» **Task description**
Reproduce the records below in their entirety, character for character.

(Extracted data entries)

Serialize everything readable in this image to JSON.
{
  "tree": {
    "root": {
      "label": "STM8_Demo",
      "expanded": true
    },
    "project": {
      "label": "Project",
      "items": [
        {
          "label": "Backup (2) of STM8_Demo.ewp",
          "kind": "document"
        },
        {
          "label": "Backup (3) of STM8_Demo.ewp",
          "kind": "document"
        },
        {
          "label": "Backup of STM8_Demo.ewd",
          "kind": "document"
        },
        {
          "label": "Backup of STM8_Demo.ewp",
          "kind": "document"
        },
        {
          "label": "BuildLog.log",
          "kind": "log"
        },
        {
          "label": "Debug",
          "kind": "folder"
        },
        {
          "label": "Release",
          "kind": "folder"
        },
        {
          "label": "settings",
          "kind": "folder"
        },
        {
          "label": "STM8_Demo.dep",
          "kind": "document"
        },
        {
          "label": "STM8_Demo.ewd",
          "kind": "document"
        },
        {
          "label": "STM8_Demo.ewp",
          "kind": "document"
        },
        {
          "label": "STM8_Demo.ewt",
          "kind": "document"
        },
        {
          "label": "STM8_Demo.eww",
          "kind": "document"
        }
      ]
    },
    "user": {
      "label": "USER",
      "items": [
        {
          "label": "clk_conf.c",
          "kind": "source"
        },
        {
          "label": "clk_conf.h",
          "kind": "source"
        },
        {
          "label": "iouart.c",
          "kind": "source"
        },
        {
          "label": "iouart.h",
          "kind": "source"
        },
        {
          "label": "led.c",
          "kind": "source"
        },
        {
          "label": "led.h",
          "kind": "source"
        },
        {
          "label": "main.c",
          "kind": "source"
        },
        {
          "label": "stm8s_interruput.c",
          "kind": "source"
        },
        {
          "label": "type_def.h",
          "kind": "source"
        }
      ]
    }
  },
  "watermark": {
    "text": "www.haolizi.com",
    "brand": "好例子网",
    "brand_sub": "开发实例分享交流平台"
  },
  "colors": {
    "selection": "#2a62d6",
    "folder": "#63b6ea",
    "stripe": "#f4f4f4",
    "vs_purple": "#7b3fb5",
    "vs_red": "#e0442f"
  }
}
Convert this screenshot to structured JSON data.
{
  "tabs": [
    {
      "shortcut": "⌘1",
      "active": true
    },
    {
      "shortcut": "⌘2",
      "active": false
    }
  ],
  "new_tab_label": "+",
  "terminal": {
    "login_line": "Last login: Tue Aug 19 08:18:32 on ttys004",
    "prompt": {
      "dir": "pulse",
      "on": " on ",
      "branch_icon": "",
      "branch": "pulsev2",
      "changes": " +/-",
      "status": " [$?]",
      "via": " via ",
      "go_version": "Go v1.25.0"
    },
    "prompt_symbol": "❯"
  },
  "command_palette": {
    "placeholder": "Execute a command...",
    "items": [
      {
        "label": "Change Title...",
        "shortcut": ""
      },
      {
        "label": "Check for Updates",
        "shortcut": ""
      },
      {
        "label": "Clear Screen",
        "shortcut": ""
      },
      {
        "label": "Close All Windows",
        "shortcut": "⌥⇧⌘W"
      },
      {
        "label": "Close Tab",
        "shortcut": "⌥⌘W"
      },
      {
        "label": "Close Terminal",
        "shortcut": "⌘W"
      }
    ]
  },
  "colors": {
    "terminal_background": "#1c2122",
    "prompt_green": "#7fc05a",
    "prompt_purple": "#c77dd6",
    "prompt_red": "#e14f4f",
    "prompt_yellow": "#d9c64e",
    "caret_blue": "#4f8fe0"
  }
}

» **Output of the task**
Serialize everything readable in this image to JSON.
{
  "tree": {
    "root": {
      "label": "STM8_Demo",
      "expanded": true
    },
    "project": {
      "label": "Project",
      "items": [
        {
          "label": "Backup (2) of STM8_Demo.ewp",
          "kind": "document"
        },
        {
          "label": "Backup (3) of STM8_Demo.ewp",
          "kind": "document"
        },
        {
          "label": "Backup of STM8_Demo.ewd",
          "kind": "document"
        },
        {
          "label": "Backup of STM8_Demo.ewp",
          "kind": "document"
        },
        {
          "label": "BuildLog.log",
          "kind": "log"
        },
        {
          "label": "Debug",
          "kind": "folder"
        },
        {
          "label": "Release",
          "kind": "folder"
        },
        {
          "label": "settings",
          "kind": "folder"
        },
        {
          "label": "STM8_Demo.dep",
          "kind": "document"
        },
        {
          "label": "STM8_Demo.ewd",
          "kind": "document"
        },
        {
          "label": "STM8_Demo.ewp",
          "kind": "document"
        },
        {
          "label": "STM8_Demo.ewt",
          "kind": "document"
        },
        {
          "label": "STM8_Demo.eww",
          "kind": "document"
        }
      ]
    },
    "user": {
      "label": "USER",
      "items": [
        {
          "label": "clk_conf.c",
          "kind": "source"
        },
        {
          "label": "clk_conf.h",
          "kind": "source"
        },
        {
          "label": "iouart.c",
          "kind": "source"
        },
        {
          "label": "iouart.h",
          "kind": "source"
        },
        {
          "label": "led.c",
          "kind": "source"
        },
        {
          "label": "led.h",
          "kind": "source"
        },
        {
          "label": "main.c",
          "kind": "source"
        },
        {
          "label": "stm8s_interruput.c",
          "kind": "source"
        },
        {
          "label": "type_def.h",
          "kind": "source"
        }
      ]
    }
  },
  "watermark": {
    "text": "www.haolizi.com",
    "brand": "好例子网",
    "brand_sub": "开发实例分享交流平台"
  },
  "colors": {
    "selection": "#2a62d6",
    "folder": "#63b6ea",
    "stripe": "#f4f4f4",
    "vs_purple": "#7b3fb5",
    "vs_red": "#e0442f"
  }
}
Convert this screenshot to structured JSON data.
{
  "tabs": [
    {
      "shortcut": "⌘1",
      "active": true
    },
    {
      "shortcut": "⌘2",
      "active": false
    }
  ],
  "new_tab_label": "+",
  "terminal": {
    "login_line": "Last login: Tue Aug 19 08:18:32 on ttys004",
    "prompt": {
      "dir": "pulse",
      "on": " on ",
      "branch_icon": "",
      "branch": "pulsev2",
      "changes": " +/-",
      "status": " [$?]",
      "via": " via ",
      "go_version": "Go v1.25.0"
    },
    "prompt_symbol": "❯"
  },
  "command_palette": {
    "placeholder": "Execute a command...",
    "items": [
      {
        "label": "Change Title...",
        "shortcut": ""
      },
      {
        "label": "Check for Updates",
        "shortcut": ""
      },
      {
        "label": "Clear Screen",
        "shortcut": ""
      },
      {
        "label": "Close All Windows",
        "shortcut": "⌥⇧⌘W"
      },
      {
        "label": "Close Tab",
        "shortcut": "⌥⌘W"
      },
      {
        "label": "Close Terminal",
        "shortcut": "⌘W"
      }
    ]
  },
  "colors": {
    "terminal_background": "#1c2122",
    "prompt_green": "#7fc05a",
    "prompt_purple": "#c77dd6",
    "prompt_red": "#e14f4f",
    "prompt_yellow": "#d9c64e",
    "caret_blue": "#4f8fe0"
  }
}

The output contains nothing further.